◆ Exercise: Set down the full listing exactly as given. Any pictures are to be left out.

Part of a data file:
## begin
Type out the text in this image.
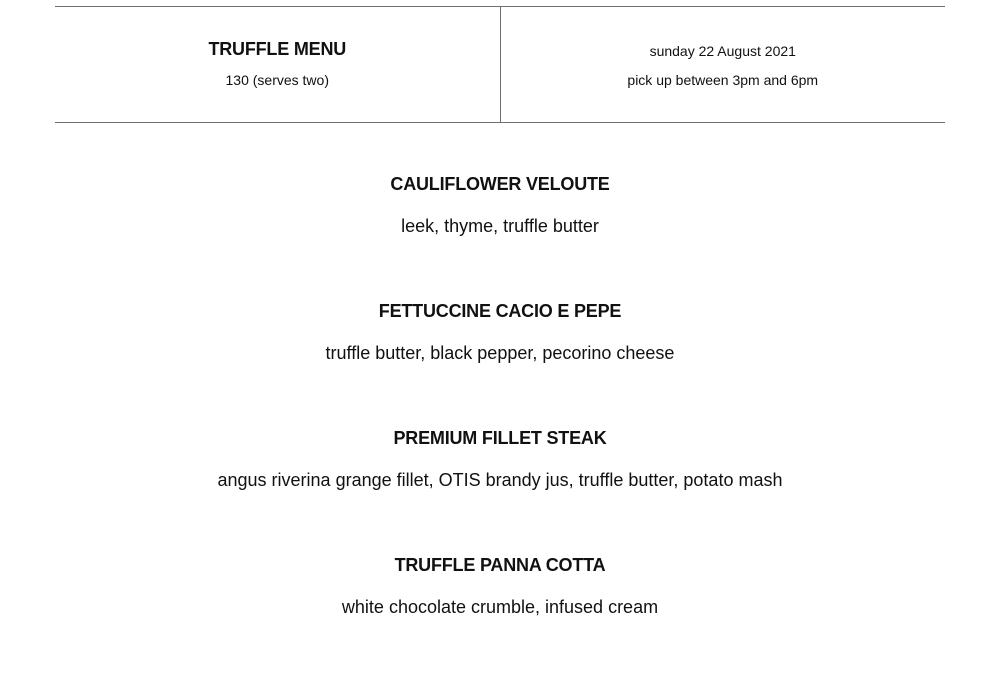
TRUFFLE MENU
130 (serves two)
sunday 22 August 2021
pick up between 3pm and 6pm
CAULIFLOWER VELOUTE
leek, thyme, truffle butter
FETTUCCINE CACIO E PEPE
truffle butter, black pepper, pecorino cheese
PREMIUM FILLET STEAK
angus riverina grange fillet, OTIS brandy jus, truffle butter, potato mash
TRUFFLE PANNA COTTA
white chocolate crumble, infused cream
## end
◆ Output of the exercise:
Type out the text in this image.
TRUFFLE MENU
130 (serves two)
sunday 22 August 2021
pick up between 3pm and 6pm
CAULIFLOWER VELOUTE
leek, thyme, truffle butter
FETTUCCINE CACIO E PEPE
truffle butter, black pepper, pecorino cheese
PREMIUM FILLET STEAK
angus riverina grange fillet, OTIS brandy jus, truffle butter, potato mash
TRUFFLE PANNA COTTA
white chocolate crumble, infused cream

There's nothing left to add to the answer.